----- PROVIDED DATA -----
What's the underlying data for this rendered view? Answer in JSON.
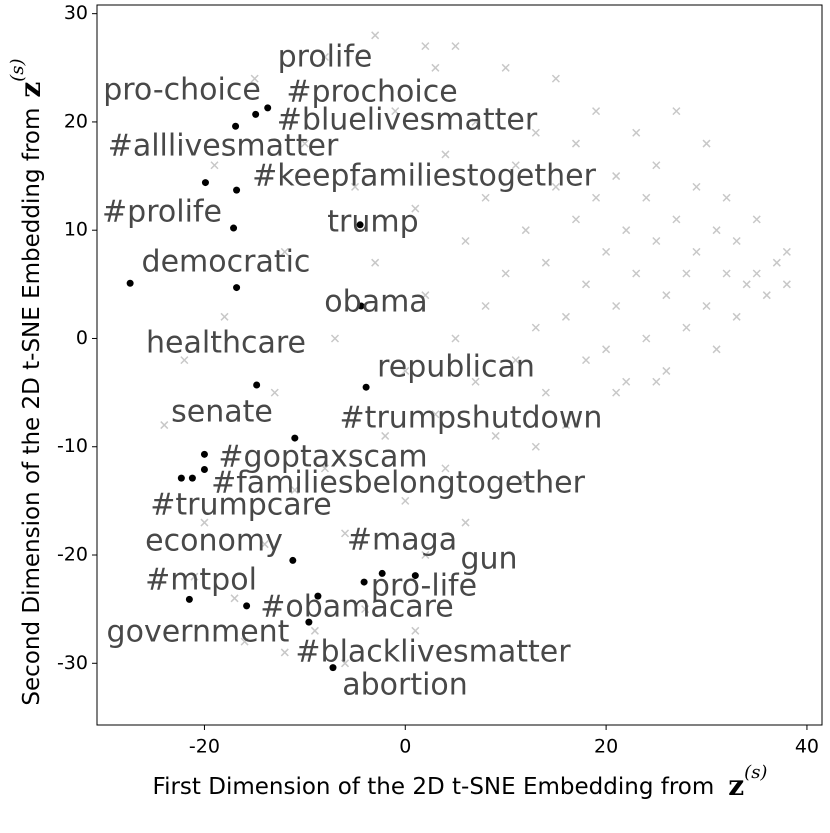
{
  "chart_data": {
    "type": "scatter",
    "xlabel": "First Dimension of the 2D t-SNE Embedding from",
    "ylabel": "Second Dimension of the 2D t-SNE Embedding from",
    "axis_symbol": "z",
    "axis_symbol_superscript": "(s)",
    "xlim": [
      -30.7,
      41.5
    ],
    "ylim": [
      -35.7,
      30.8
    ],
    "xticks": [
      -20,
      0,
      20,
      40
    ],
    "yticks": [
      -30,
      -20,
      -10,
      0,
      10,
      20,
      30
    ],
    "series": [
      {
        "color": "#c8c8c8",
        "marker": "x",
        "x": [
          -24,
          -22,
          -20,
          -19,
          -18,
          -16,
          -14,
          -13,
          -12,
          -11,
          -10,
          -9,
          -8,
          -7,
          -6,
          -5,
          -4,
          -3,
          -2,
          -1,
          0,
          0,
          1,
          1,
          2,
          2,
          3,
          3,
          4,
          4,
          5,
          5,
          6,
          6,
          7,
          7,
          8,
          8,
          9,
          10,
          10,
          11,
          11,
          12,
          12,
          13,
          13,
          14,
          14,
          15,
          15,
          16,
          16,
          17,
          17,
          18,
          18,
          19,
          19,
          20,
          20,
          21,
          21,
          22,
          22,
          23,
          23,
          24,
          24,
          25,
          25,
          26,
          26,
          27,
          27,
          28,
          28,
          29,
          29,
          30,
          30,
          31,
          31,
          32,
          32,
          33,
          33,
          34,
          35,
          35,
          36,
          37,
          38,
          38,
          -21,
          -17,
          -12,
          -6,
          -15,
          -8,
          -3,
          2,
          13,
          21,
          25
        ],
        "y": [
          -8,
          -2,
          -17,
          16,
          2,
          -28,
          -19,
          -5,
          8,
          -14,
          18,
          -27,
          -12,
          0,
          -18,
          14,
          -25,
          7,
          -9,
          21,
          -3,
          -15,
          12,
          -27,
          4,
          -20,
          25,
          -7,
          17,
          -12,
          27,
          0,
          9,
          -17,
          20,
          -4,
          13,
          3,
          -9,
          25,
          6,
          16,
          -2,
          10,
          -13,
          1,
          19,
          7,
          -5,
          14,
          24,
          2,
          -8,
          11,
          18,
          5,
          -2,
          13,
          21,
          8,
          -1,
          15,
          3,
          10,
          -4,
          19,
          6,
          13,
          0,
          9,
          16,
          4,
          -3,
          11,
          21,
          6,
          1,
          14,
          8,
          3,
          18,
          10,
          -1,
          6,
          13,
          9,
          2,
          5,
          11,
          6,
          4,
          7,
          5,
          8,
          -22,
          -24,
          -29,
          -30,
          24,
          26,
          28,
          27,
          -10,
          -5,
          -4
        ]
      },
      {
        "color": "#000000",
        "marker": "o",
        "labels": [
          "prolife",
          "pro-choice",
          "#prochoice",
          "#bluelivesmatter",
          "#alllivesmatter",
          "#keepfamiliestogether",
          "trump",
          "#prolife",
          "democratic",
          "obama",
          "healthcare",
          "republican",
          "senate",
          "#trumpshutdown",
          "#goptaxscam",
          "#familiesbelongtogether",
          "#trumpcare",
          "economy",
          "#maga",
          "gun",
          "#mtpol",
          "pro-life",
          "#obamacare",
          "government",
          "#blacklivesmatter",
          "abortion"
        ],
        "x": [
          -16.8,
          -16.9,
          -14.9,
          -13.7,
          -19.9,
          -16.8,
          -4.5,
          -17.1,
          -27.4,
          -4.4,
          -14.8,
          -3.9,
          -21.2,
          -11.0,
          -20.0,
          -20.0,
          -22.3,
          -11.2,
          -2.3,
          1.0,
          -21.5,
          -4.1,
          -15.8,
          -8.7,
          -9.6,
          -7.2
        ],
        "y": [
          4.7,
          19.6,
          20.7,
          21.3,
          14.4,
          13.7,
          10.5,
          10.2,
          5.1,
          3.0,
          -4.3,
          -4.5,
          -12.9,
          -9.2,
          -10.7,
          -12.1,
          -12.9,
          -20.5,
          -21.7,
          -21.9,
          -24.1,
          -22.5,
          -24.7,
          -23.8,
          -26.2,
          -30.4
        ]
      }
    ]
  }
}
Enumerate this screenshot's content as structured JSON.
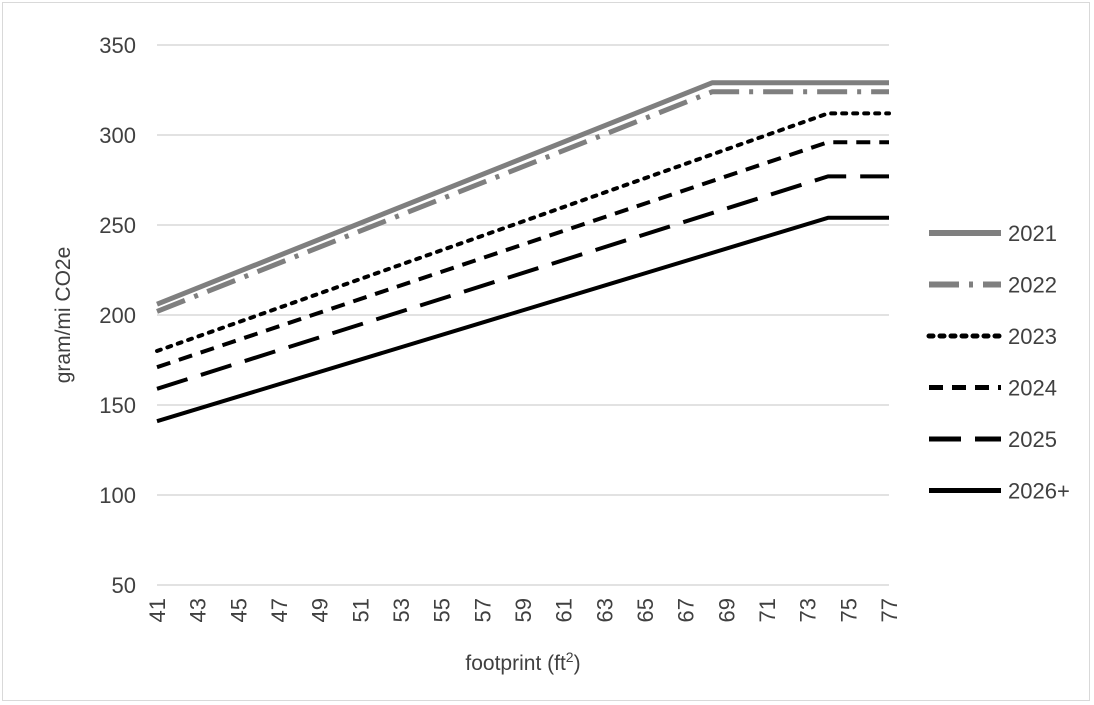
{
  "chart_data": {
    "type": "line",
    "title": "",
    "xlabel": "footprint (ft",
    "xlabel_sup": "2",
    "xlabel_tail": ")",
    "ylabel": "gram/mi CO2e",
    "x": [
      41,
      43,
      45,
      47,
      49,
      51,
      53,
      55,
      57,
      59,
      61,
      63,
      65,
      67,
      69,
      71,
      73,
      75,
      77
    ],
    "x_tick_labels": [
      "41",
      "43",
      "45",
      "47",
      "49",
      "51",
      "53",
      "55",
      "57",
      "59",
      "61",
      "63",
      "65",
      "67",
      "69",
      "71",
      "73",
      "75",
      "77"
    ],
    "ylim": [
      50,
      350
    ],
    "y_ticks": [
      50,
      100,
      150,
      200,
      250,
      300,
      350
    ],
    "grid": "horizontal",
    "legend_position": "right",
    "series": [
      {
        "name": "2021",
        "color": "#7f7f7f",
        "dash": "solid",
        "width": 5,
        "points": [
          [
            41,
            206
          ],
          [
            68.3,
            329
          ],
          [
            77,
            329
          ]
        ]
      },
      {
        "name": "2022",
        "color": "#7f7f7f",
        "dash": "dashdot",
        "width": 5,
        "points": [
          [
            41,
            202
          ],
          [
            68.3,
            324
          ],
          [
            77,
            324
          ]
        ]
      },
      {
        "name": "2023",
        "color": "#000000",
        "dash": "dot",
        "width": 4,
        "points": [
          [
            41,
            180
          ],
          [
            74,
            312
          ],
          [
            77,
            312
          ]
        ]
      },
      {
        "name": "2024",
        "color": "#000000",
        "dash": "dash",
        "width": 4,
        "points": [
          [
            41,
            171
          ],
          [
            74,
            296
          ],
          [
            77,
            296
          ]
        ]
      },
      {
        "name": "2025",
        "color": "#000000",
        "dash": "longdash",
        "width": 4,
        "points": [
          [
            41,
            159
          ],
          [
            74,
            277
          ],
          [
            77,
            277
          ]
        ]
      },
      {
        "name": "2026+",
        "color": "#000000",
        "dash": "solid",
        "width": 4,
        "points": [
          [
            41,
            141
          ],
          [
            74,
            254
          ],
          [
            77,
            254
          ]
        ]
      }
    ]
  }
}
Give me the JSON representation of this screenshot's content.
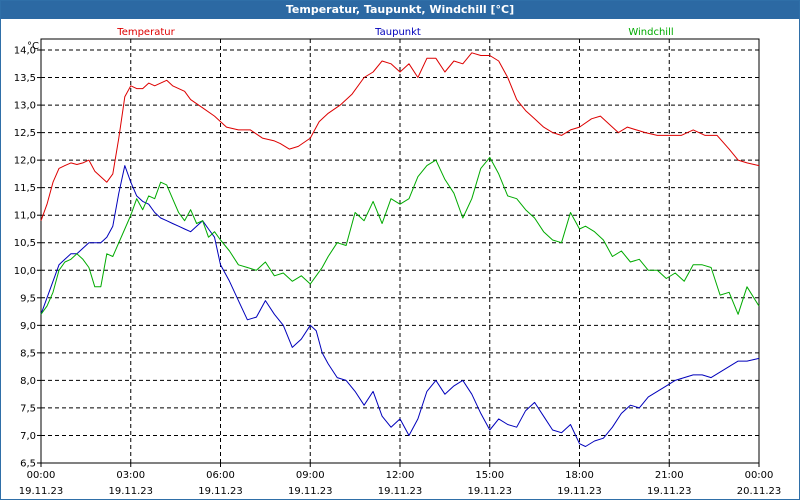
{
  "window": {
    "title": "Temperatur, Taupunkt, Windchill [°C]"
  },
  "chart_data": {
    "type": "line",
    "title": "Temperatur, Taupunkt, Windchill [°C]",
    "y_unit_label": "°C",
    "ylim": [
      6.5,
      14.2
    ],
    "yticks": [
      6.5,
      7.0,
      7.5,
      8.0,
      8.5,
      9.0,
      9.5,
      10.0,
      10.5,
      11.0,
      11.5,
      12.0,
      12.5,
      13.0,
      13.5,
      14.0
    ],
    "ytick_labels": [
      "6,5",
      "7,0",
      "7,5",
      "8,0",
      "8,5",
      "9,0",
      "9,5",
      "10,0",
      "10,5",
      "11,0",
      "11,5",
      "12,0",
      "12,5",
      "13,0",
      "13,5",
      "14,0"
    ],
    "xlim": [
      0,
      24
    ],
    "xticks": [
      {
        "x": 0,
        "time": "00:00",
        "date": "19.11.23"
      },
      {
        "x": 3,
        "time": "03:00",
        "date": "19.11.23"
      },
      {
        "x": 6,
        "time": "06:00",
        "date": "19.11.23"
      },
      {
        "x": 9,
        "time": "09:00",
        "date": "19.11.23"
      },
      {
        "x": 12,
        "time": "12:00",
        "date": "19.11.23"
      },
      {
        "x": 15,
        "time": "15:00",
        "date": "19.11.23"
      },
      {
        "x": 18,
        "time": "18:00",
        "date": "19.11.23"
      },
      {
        "x": 21,
        "time": "21:00",
        "date": "19.11.23"
      },
      {
        "x": 24,
        "time": "00:00",
        "date": "20.11.23"
      }
    ],
    "grid": true,
    "legend_placement": "top",
    "series": [
      {
        "name": "Temperatur",
        "color": "#dd0000",
        "x": [
          0,
          0.2,
          0.4,
          0.6,
          0.8,
          1.0,
          1.2,
          1.4,
          1.6,
          1.8,
          2.0,
          2.2,
          2.4,
          2.6,
          2.8,
          3.0,
          3.2,
          3.4,
          3.6,
          3.8,
          4.0,
          4.2,
          4.4,
          4.6,
          4.8,
          5.0,
          5.4,
          5.8,
          6.2,
          6.6,
          7.0,
          7.4,
          7.8,
          8.0,
          8.3,
          8.6,
          9.0,
          9.3,
          9.6,
          10.0,
          10.4,
          10.8,
          11.1,
          11.4,
          11.7,
          12.0,
          12.3,
          12.6,
          12.9,
          13.2,
          13.5,
          13.8,
          14.1,
          14.4,
          14.7,
          15.0,
          15.3,
          15.6,
          15.9,
          16.2,
          16.5,
          16.8,
          17.1,
          17.4,
          17.7,
          18.0,
          18.4,
          18.7,
          19.0,
          19.3,
          19.6,
          19.9,
          20.2,
          20.6,
          21.0,
          21.4,
          21.8,
          22.2,
          22.6,
          23.0,
          23.3,
          23.6,
          24.0
        ],
        "y": [
          10.9,
          11.2,
          11.6,
          11.85,
          11.9,
          11.95,
          11.92,
          11.95,
          12.0,
          11.8,
          11.7,
          11.6,
          11.75,
          12.4,
          13.15,
          13.35,
          13.3,
          13.3,
          13.4,
          13.35,
          13.4,
          13.45,
          13.35,
          13.3,
          13.25,
          13.1,
          12.95,
          12.8,
          12.6,
          12.55,
          12.55,
          12.4,
          12.35,
          12.3,
          12.2,
          12.25,
          12.4,
          12.7,
          12.85,
          13.0,
          13.2,
          13.5,
          13.6,
          13.8,
          13.75,
          13.6,
          13.75,
          13.5,
          13.85,
          13.85,
          13.6,
          13.8,
          13.75,
          13.95,
          13.9,
          13.9,
          13.8,
          13.5,
          13.1,
          12.9,
          12.75,
          12.6,
          12.5,
          12.45,
          12.55,
          12.6,
          12.75,
          12.8,
          12.65,
          12.5,
          12.6,
          12.55,
          12.5,
          12.45,
          12.45,
          12.45,
          12.55,
          12.45,
          12.45,
          12.2,
          12.0,
          11.95,
          11.9
        ]
      },
      {
        "name": "Taupunkt",
        "color": "#0000bb",
        "x": [
          0,
          0.2,
          0.4,
          0.6,
          0.8,
          1.0,
          1.2,
          1.4,
          1.6,
          1.8,
          2.0,
          2.2,
          2.4,
          2.6,
          2.8,
          3.0,
          3.2,
          3.4,
          3.6,
          3.8,
          4.0,
          4.2,
          4.4,
          4.6,
          4.8,
          5.0,
          5.2,
          5.4,
          5.6,
          5.8,
          6.0,
          6.3,
          6.6,
          6.9,
          7.2,
          7.5,
          7.8,
          8.1,
          8.4,
          8.7,
          9.0,
          9.2,
          9.4,
          9.6,
          9.9,
          10.2,
          10.5,
          10.8,
          11.1,
          11.4,
          11.7,
          12.0,
          12.3,
          12.6,
          12.9,
          13.2,
          13.5,
          13.8,
          14.1,
          14.4,
          14.7,
          15.0,
          15.3,
          15.6,
          15.9,
          16.2,
          16.5,
          16.8,
          17.1,
          17.4,
          17.7,
          18.0,
          18.2,
          18.5,
          18.8,
          19.1,
          19.4,
          19.7,
          20.0,
          20.3,
          20.6,
          20.9,
          21.2,
          21.5,
          21.8,
          22.1,
          22.4,
          22.7,
          23.0,
          23.3,
          23.6,
          24.0
        ],
        "y": [
          9.2,
          9.5,
          9.8,
          10.1,
          10.2,
          10.3,
          10.3,
          10.4,
          10.5,
          10.5,
          10.5,
          10.6,
          10.8,
          11.4,
          11.9,
          11.6,
          11.35,
          11.25,
          11.2,
          11.05,
          10.95,
          10.9,
          10.85,
          10.8,
          10.75,
          10.7,
          10.8,
          10.9,
          10.75,
          10.6,
          10.1,
          9.8,
          9.45,
          9.1,
          9.15,
          9.45,
          9.2,
          9.0,
          8.6,
          8.75,
          9.0,
          8.9,
          8.5,
          8.3,
          8.05,
          8.0,
          7.8,
          7.55,
          7.8,
          7.35,
          7.15,
          7.3,
          7.0,
          7.3,
          7.8,
          8.0,
          7.75,
          7.9,
          8.0,
          7.75,
          7.4,
          7.1,
          7.3,
          7.2,
          7.15,
          7.45,
          7.6,
          7.35,
          7.1,
          7.05,
          7.2,
          6.85,
          6.8,
          6.9,
          6.95,
          7.15,
          7.4,
          7.55,
          7.5,
          7.7,
          7.8,
          7.9,
          8.0,
          8.05,
          8.1,
          8.1,
          8.05,
          8.15,
          8.25,
          8.35,
          8.35,
          8.4
        ]
      },
      {
        "name": "Windchill",
        "color": "#00aa00",
        "x": [
          0,
          0.2,
          0.4,
          0.6,
          0.8,
          1.0,
          1.2,
          1.4,
          1.6,
          1.8,
          2.0,
          2.2,
          2.4,
          2.6,
          2.8,
          3.0,
          3.2,
          3.4,
          3.6,
          3.8,
          4.0,
          4.2,
          4.4,
          4.6,
          4.8,
          5.0,
          5.2,
          5.4,
          5.6,
          5.8,
          6.0,
          6.3,
          6.6,
          6.9,
          7.2,
          7.5,
          7.8,
          8.1,
          8.4,
          8.7,
          9.0,
          9.2,
          9.4,
          9.6,
          9.9,
          10.2,
          10.5,
          10.8,
          11.1,
          11.4,
          11.7,
          12.0,
          12.3,
          12.6,
          12.9,
          13.2,
          13.5,
          13.8,
          14.1,
          14.4,
          14.7,
          15.0,
          15.3,
          15.6,
          15.9,
          16.2,
          16.5,
          16.8,
          17.1,
          17.4,
          17.7,
          18.0,
          18.2,
          18.5,
          18.8,
          19.1,
          19.4,
          19.7,
          20.0,
          20.3,
          20.6,
          20.9,
          21.2,
          21.5,
          21.8,
          22.1,
          22.4,
          22.7,
          23.0,
          23.3,
          23.6,
          24.0
        ],
        "y": [
          9.2,
          9.35,
          9.6,
          10.0,
          10.15,
          10.2,
          10.3,
          10.2,
          10.05,
          9.7,
          9.7,
          10.3,
          10.25,
          10.5,
          10.75,
          11.0,
          11.3,
          11.1,
          11.35,
          11.3,
          11.6,
          11.55,
          11.3,
          11.05,
          10.9,
          11.1,
          10.85,
          10.9,
          10.6,
          10.7,
          10.55,
          10.35,
          10.1,
          10.05,
          10.0,
          10.15,
          9.9,
          9.95,
          9.8,
          9.9,
          9.75,
          9.9,
          10.05,
          10.25,
          10.5,
          10.45,
          11.05,
          10.9,
          11.25,
          10.85,
          11.3,
          11.2,
          11.3,
          11.7,
          11.9,
          12.0,
          11.65,
          11.4,
          10.95,
          11.3,
          11.85,
          12.05,
          11.75,
          11.35,
          11.3,
          11.1,
          10.95,
          10.7,
          10.55,
          10.5,
          11.05,
          10.75,
          10.8,
          10.7,
          10.55,
          10.25,
          10.35,
          10.15,
          10.2,
          10.0,
          10.0,
          9.85,
          9.95,
          9.8,
          10.1,
          10.1,
          10.05,
          9.55,
          9.6,
          9.2,
          9.7,
          9.35
        ]
      }
    ]
  }
}
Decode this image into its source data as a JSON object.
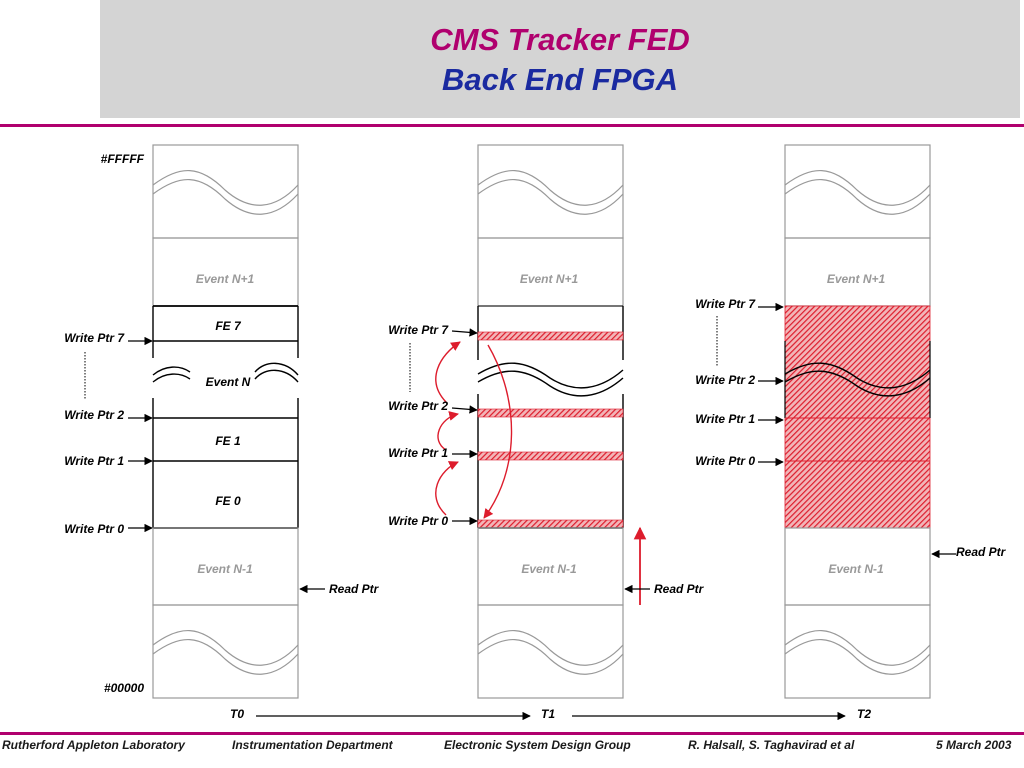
-----
» GIVEN PROBLEM
Copy out each line that contains the word "ylabel".

» REPLY TO THE EXERCISE
    "ylabel": "Second Dimension of the 2D t-SNE Embedding from",
    "ylabel": "gram/mi CO2e",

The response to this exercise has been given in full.